> Provided records:
——

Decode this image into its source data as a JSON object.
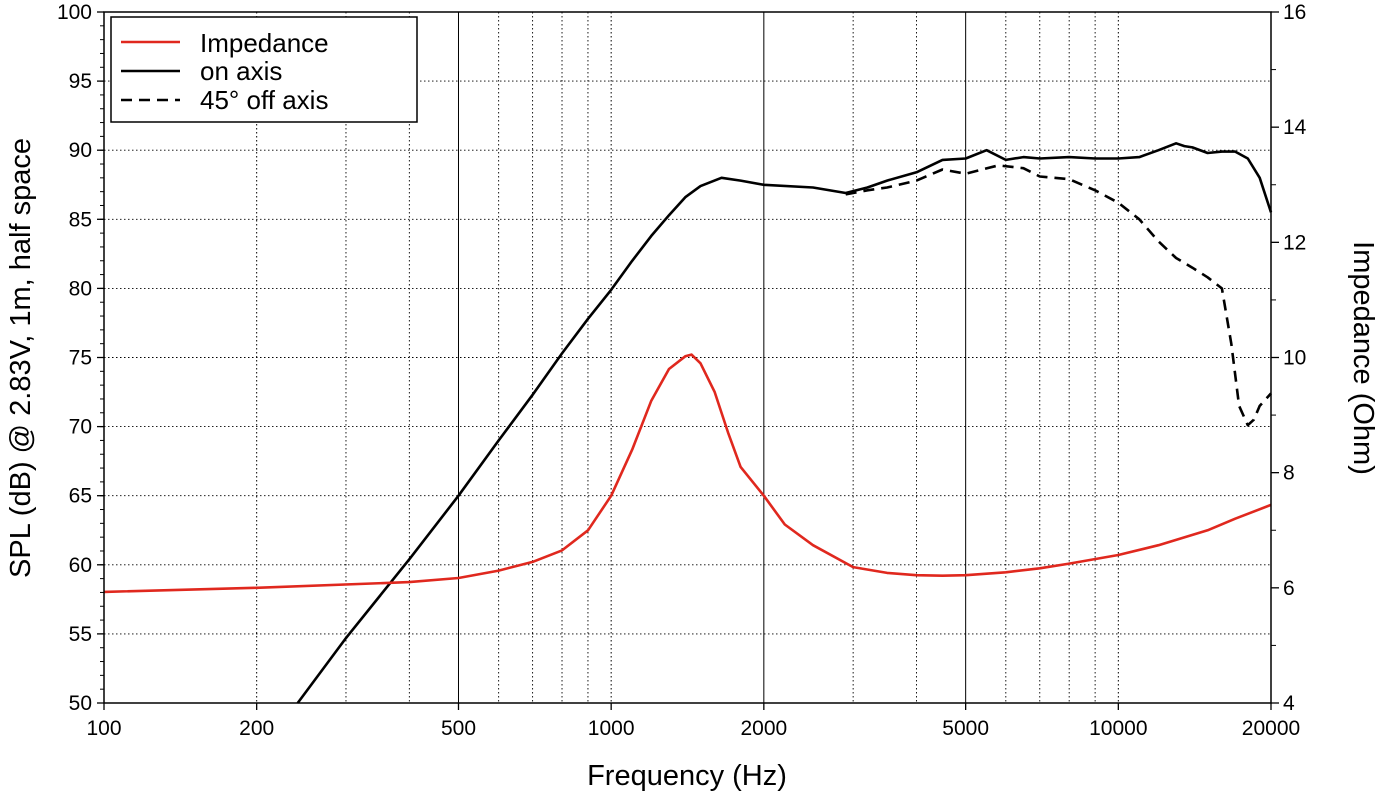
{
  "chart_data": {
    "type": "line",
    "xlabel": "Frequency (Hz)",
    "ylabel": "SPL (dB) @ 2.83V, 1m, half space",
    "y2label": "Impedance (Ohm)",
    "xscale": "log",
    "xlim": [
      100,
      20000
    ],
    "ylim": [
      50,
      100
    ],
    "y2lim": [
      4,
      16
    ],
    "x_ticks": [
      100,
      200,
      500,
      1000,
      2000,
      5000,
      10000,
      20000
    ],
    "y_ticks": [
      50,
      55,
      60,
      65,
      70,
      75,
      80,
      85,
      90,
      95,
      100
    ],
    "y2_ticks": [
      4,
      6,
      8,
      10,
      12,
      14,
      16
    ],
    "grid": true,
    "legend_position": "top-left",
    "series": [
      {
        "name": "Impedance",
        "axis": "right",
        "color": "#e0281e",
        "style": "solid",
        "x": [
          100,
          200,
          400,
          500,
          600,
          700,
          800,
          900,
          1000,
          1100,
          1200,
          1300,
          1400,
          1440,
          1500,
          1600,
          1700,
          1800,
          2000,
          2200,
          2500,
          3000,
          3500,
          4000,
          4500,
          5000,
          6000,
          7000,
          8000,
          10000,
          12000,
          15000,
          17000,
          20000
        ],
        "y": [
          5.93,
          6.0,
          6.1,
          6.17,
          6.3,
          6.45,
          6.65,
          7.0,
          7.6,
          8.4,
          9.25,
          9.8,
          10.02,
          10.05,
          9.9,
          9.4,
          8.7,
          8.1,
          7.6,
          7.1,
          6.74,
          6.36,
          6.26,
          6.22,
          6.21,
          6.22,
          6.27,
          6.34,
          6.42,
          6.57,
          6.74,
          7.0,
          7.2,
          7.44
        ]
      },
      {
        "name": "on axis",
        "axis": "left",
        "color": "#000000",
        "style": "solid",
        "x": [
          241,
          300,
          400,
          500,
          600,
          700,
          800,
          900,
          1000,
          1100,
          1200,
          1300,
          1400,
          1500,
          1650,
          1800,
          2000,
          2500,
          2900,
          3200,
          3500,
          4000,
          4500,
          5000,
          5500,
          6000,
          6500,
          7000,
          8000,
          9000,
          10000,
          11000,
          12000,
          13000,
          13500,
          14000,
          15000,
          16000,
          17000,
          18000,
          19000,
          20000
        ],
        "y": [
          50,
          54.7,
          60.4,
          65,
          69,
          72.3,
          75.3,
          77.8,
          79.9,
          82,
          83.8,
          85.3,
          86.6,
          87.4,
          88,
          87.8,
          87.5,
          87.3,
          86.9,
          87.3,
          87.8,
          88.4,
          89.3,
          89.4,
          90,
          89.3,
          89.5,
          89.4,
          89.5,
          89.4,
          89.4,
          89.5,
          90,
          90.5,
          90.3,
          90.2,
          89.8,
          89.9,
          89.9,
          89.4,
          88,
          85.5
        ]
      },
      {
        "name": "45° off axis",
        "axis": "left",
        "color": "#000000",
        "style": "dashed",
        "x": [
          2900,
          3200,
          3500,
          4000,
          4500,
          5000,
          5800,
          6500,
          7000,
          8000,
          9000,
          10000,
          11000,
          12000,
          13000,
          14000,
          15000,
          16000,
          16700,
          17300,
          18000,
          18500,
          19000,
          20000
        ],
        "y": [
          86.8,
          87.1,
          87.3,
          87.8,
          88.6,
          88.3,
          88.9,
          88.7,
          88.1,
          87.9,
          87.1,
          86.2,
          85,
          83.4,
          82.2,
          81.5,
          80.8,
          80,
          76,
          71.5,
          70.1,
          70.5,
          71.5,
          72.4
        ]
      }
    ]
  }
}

——

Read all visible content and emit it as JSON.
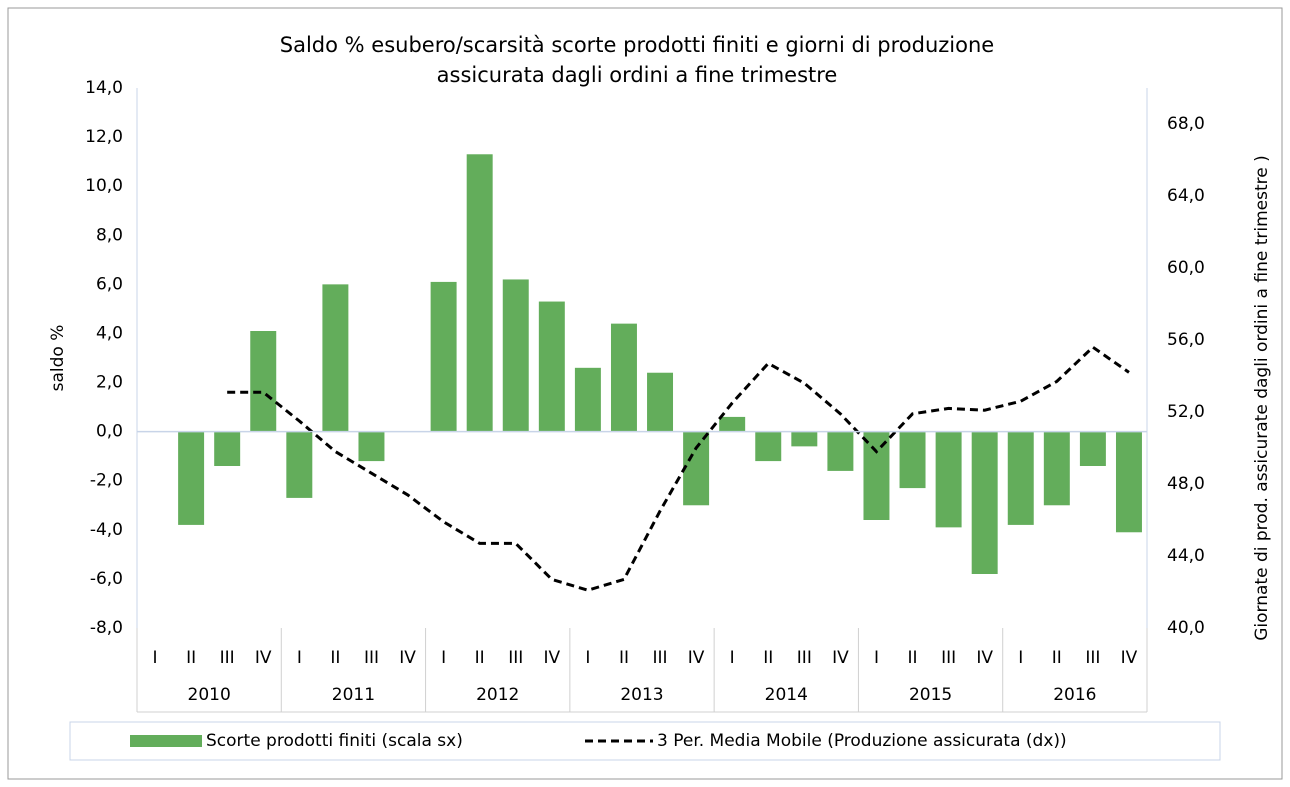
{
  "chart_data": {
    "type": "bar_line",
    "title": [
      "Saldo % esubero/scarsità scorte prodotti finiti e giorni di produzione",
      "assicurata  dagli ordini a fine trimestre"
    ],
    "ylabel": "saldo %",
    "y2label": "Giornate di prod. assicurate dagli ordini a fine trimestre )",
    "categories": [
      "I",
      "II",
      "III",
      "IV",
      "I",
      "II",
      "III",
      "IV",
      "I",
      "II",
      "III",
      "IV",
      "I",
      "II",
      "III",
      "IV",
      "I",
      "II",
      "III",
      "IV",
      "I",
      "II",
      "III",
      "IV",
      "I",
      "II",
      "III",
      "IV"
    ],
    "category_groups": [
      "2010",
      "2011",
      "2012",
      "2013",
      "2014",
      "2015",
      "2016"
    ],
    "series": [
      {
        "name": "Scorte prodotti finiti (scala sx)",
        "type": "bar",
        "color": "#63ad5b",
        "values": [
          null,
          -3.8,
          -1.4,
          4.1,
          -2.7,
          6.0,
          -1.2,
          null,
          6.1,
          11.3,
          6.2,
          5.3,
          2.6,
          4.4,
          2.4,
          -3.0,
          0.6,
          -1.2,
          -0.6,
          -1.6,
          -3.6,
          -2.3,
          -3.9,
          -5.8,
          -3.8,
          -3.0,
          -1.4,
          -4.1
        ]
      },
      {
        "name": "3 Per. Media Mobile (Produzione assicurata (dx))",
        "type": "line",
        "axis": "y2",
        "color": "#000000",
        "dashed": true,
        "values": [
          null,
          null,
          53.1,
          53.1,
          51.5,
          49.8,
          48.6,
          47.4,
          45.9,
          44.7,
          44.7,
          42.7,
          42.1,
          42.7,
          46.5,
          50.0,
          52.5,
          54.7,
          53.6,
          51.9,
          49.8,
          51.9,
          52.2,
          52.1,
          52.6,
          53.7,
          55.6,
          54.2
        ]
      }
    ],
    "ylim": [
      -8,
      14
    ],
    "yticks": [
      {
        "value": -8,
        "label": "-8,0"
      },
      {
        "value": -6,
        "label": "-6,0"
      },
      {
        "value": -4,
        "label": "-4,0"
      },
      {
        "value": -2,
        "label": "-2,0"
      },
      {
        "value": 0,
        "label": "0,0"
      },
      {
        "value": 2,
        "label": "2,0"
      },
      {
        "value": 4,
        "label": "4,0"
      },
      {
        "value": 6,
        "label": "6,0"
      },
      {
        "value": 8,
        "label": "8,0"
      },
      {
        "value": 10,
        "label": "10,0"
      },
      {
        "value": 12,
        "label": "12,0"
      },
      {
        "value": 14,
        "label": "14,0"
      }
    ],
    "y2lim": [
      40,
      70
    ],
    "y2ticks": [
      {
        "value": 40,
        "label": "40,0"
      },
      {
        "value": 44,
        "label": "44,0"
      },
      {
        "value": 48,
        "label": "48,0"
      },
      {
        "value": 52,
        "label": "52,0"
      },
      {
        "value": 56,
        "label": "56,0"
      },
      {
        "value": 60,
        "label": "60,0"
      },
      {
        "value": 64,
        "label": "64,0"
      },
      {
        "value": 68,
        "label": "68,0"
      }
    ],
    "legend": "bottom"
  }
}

——

> Task instructions:
Filter the records down to the lines that contain the string "finiti", and copy those lines.

> Written answer:
      "Saldo % esubero/scarsità scorte prodotti finiti e giorni di produzione",
        "name": "Scorte prodotti finiti (scala sx)",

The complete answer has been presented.